* [Exercise]: Find each line containing the string "JSON". Copy it.

* [Recorded information]:
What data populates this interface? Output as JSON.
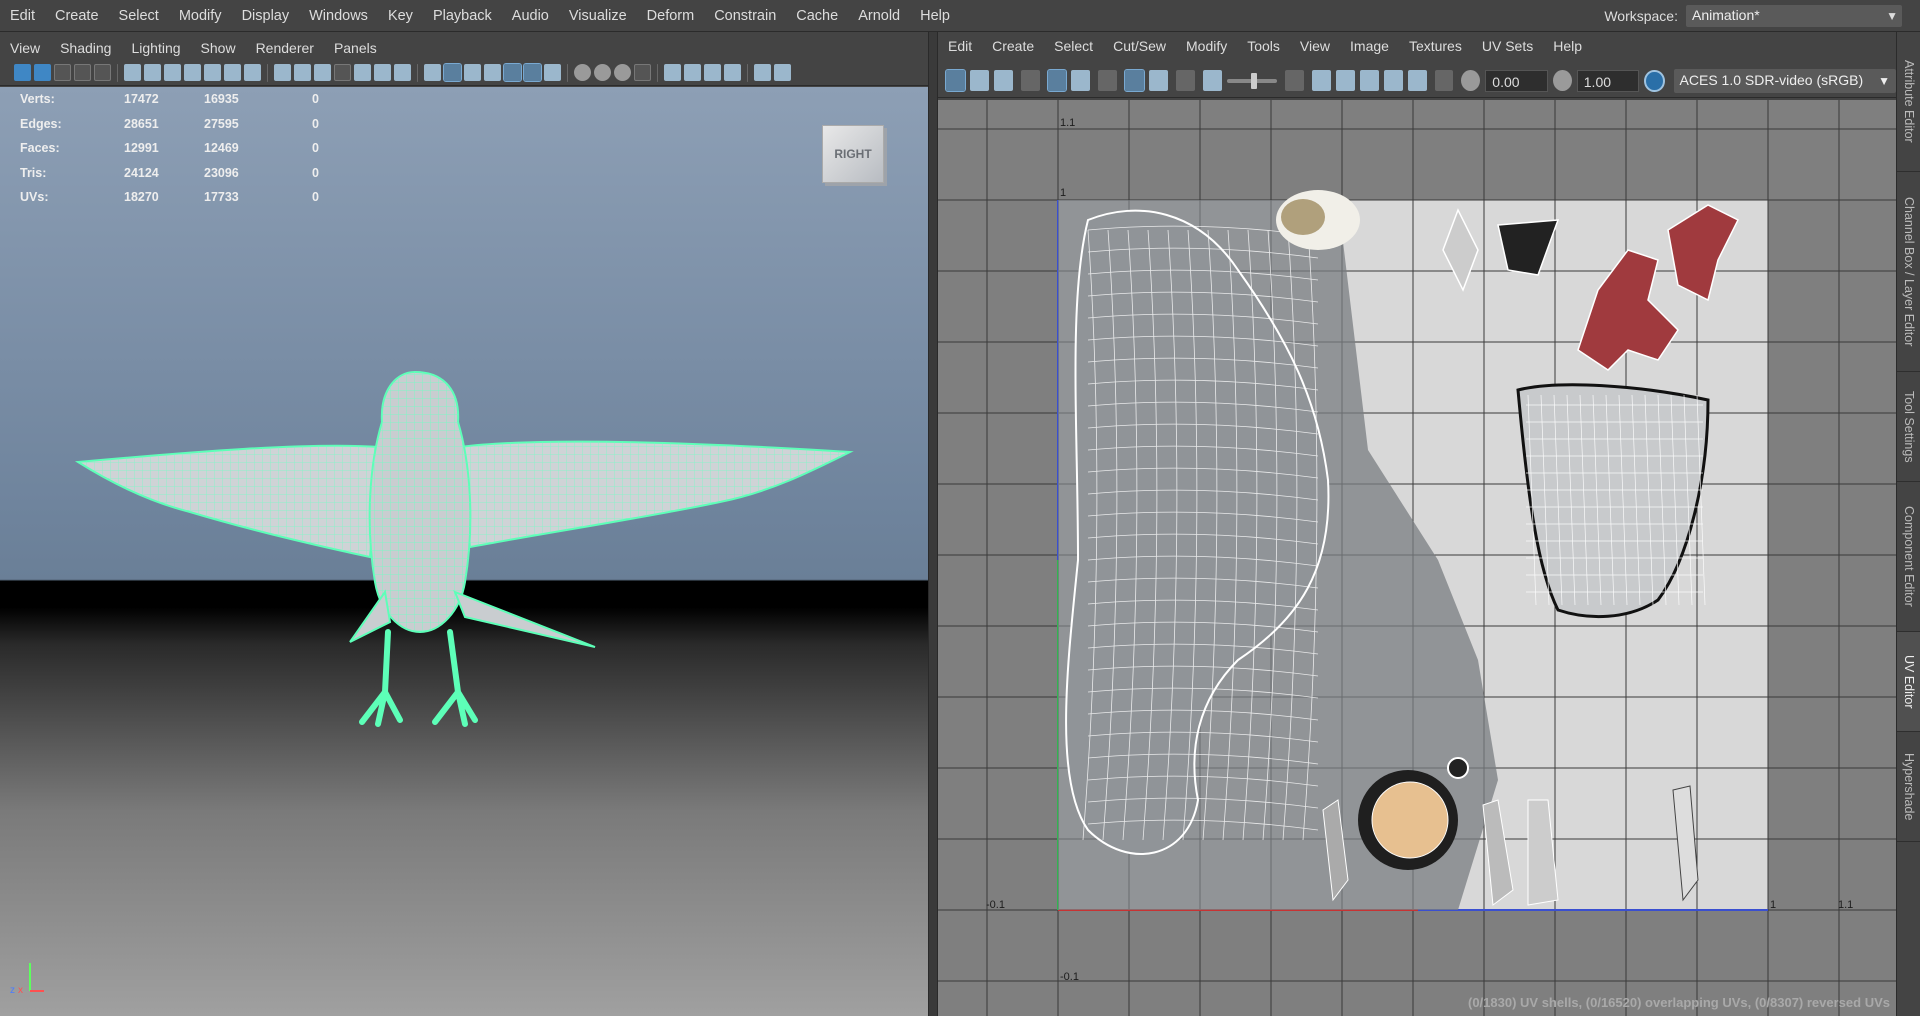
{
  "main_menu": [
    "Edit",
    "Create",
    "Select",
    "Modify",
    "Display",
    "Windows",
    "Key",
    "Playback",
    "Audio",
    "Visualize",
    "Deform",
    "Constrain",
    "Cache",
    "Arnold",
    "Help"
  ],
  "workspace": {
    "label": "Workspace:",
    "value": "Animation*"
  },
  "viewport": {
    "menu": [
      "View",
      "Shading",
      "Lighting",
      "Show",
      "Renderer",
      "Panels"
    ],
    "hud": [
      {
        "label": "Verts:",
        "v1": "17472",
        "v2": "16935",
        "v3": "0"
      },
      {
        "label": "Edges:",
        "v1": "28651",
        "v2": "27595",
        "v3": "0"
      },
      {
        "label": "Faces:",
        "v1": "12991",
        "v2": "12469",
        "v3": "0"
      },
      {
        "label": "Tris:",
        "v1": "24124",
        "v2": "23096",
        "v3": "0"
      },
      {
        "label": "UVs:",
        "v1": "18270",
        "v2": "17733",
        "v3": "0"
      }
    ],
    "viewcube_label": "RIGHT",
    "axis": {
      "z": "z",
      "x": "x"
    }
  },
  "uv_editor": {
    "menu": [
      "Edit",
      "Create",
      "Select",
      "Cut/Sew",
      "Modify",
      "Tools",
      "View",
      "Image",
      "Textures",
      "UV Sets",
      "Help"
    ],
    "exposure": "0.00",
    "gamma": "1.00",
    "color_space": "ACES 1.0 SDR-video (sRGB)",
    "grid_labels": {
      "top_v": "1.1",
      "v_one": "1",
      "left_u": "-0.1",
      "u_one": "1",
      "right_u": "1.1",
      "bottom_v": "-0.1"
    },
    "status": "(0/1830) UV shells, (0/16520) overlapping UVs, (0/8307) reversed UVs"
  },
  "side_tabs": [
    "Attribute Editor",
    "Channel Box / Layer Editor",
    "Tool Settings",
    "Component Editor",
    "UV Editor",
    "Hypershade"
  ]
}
...
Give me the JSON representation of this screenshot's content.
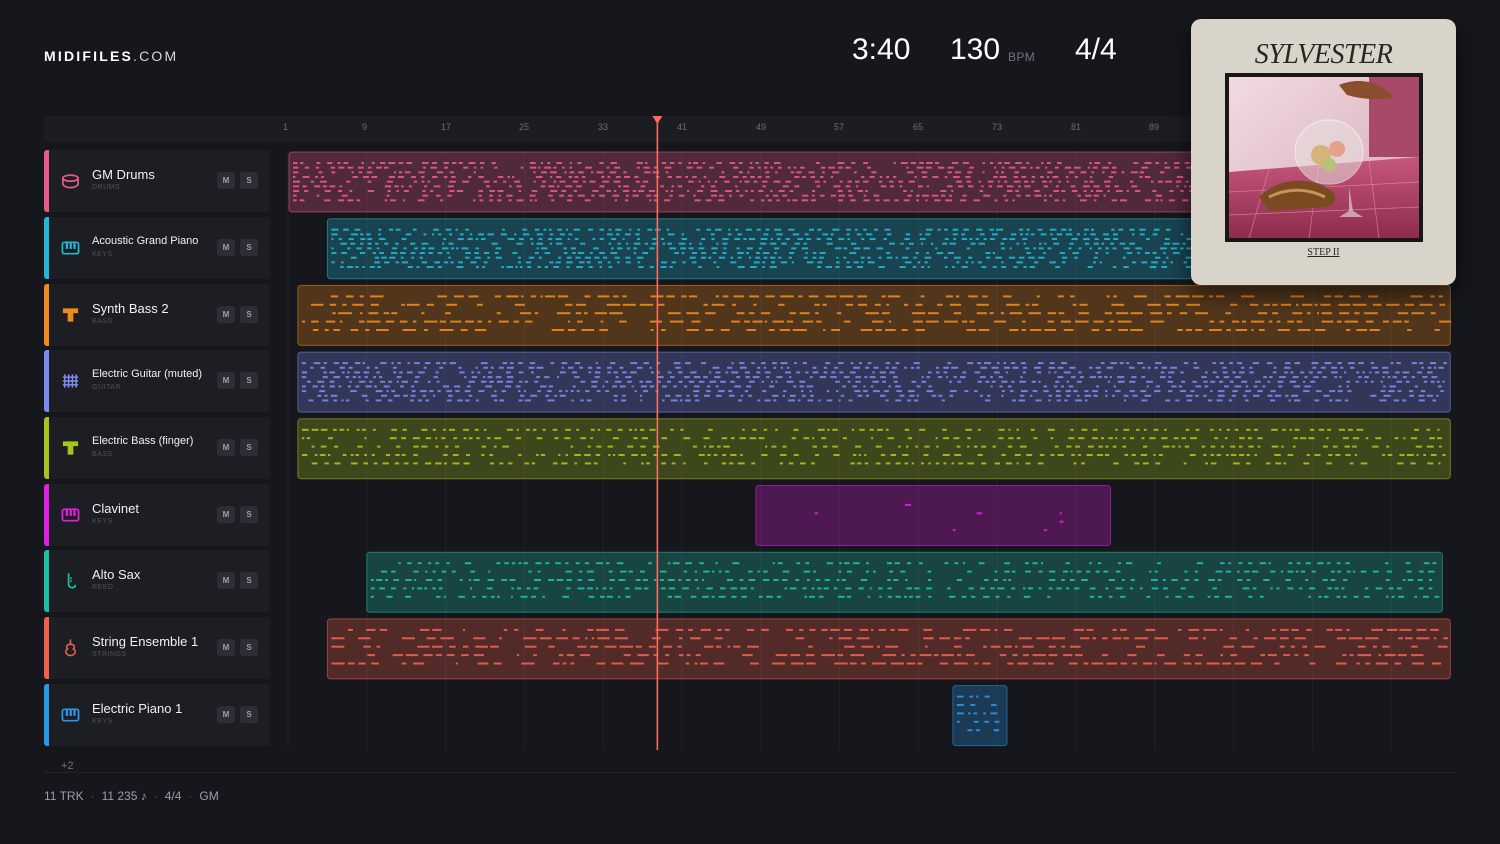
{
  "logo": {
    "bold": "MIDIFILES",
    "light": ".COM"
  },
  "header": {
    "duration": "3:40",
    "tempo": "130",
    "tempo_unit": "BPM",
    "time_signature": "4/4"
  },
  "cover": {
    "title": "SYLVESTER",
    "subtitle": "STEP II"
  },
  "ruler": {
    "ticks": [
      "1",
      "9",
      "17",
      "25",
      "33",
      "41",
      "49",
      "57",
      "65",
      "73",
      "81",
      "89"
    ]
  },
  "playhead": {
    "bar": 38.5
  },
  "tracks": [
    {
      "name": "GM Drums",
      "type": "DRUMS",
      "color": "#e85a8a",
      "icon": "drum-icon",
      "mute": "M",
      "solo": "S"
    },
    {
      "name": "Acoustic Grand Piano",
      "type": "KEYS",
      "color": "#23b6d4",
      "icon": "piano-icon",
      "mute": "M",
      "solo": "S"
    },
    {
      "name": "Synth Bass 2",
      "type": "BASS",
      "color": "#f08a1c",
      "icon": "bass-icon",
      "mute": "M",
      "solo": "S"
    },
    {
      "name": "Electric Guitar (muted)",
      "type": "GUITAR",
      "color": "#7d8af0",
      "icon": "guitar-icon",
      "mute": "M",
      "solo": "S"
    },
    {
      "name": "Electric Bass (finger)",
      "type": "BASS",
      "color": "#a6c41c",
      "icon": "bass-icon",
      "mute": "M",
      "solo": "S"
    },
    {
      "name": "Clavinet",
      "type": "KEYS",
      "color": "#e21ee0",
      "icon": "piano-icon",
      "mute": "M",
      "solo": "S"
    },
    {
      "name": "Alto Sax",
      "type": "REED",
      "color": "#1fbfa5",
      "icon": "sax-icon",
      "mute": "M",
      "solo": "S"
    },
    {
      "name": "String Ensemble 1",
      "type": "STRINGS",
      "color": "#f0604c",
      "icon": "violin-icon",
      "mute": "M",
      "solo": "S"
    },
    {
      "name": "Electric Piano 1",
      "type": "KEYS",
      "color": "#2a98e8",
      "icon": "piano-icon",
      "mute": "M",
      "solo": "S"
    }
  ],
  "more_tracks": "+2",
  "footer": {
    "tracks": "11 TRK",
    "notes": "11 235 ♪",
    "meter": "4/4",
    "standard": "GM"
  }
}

* [Response to the exercise]:
What data populates this interface? Output as JSON.
Give me the JSON representation of this screenshot's content.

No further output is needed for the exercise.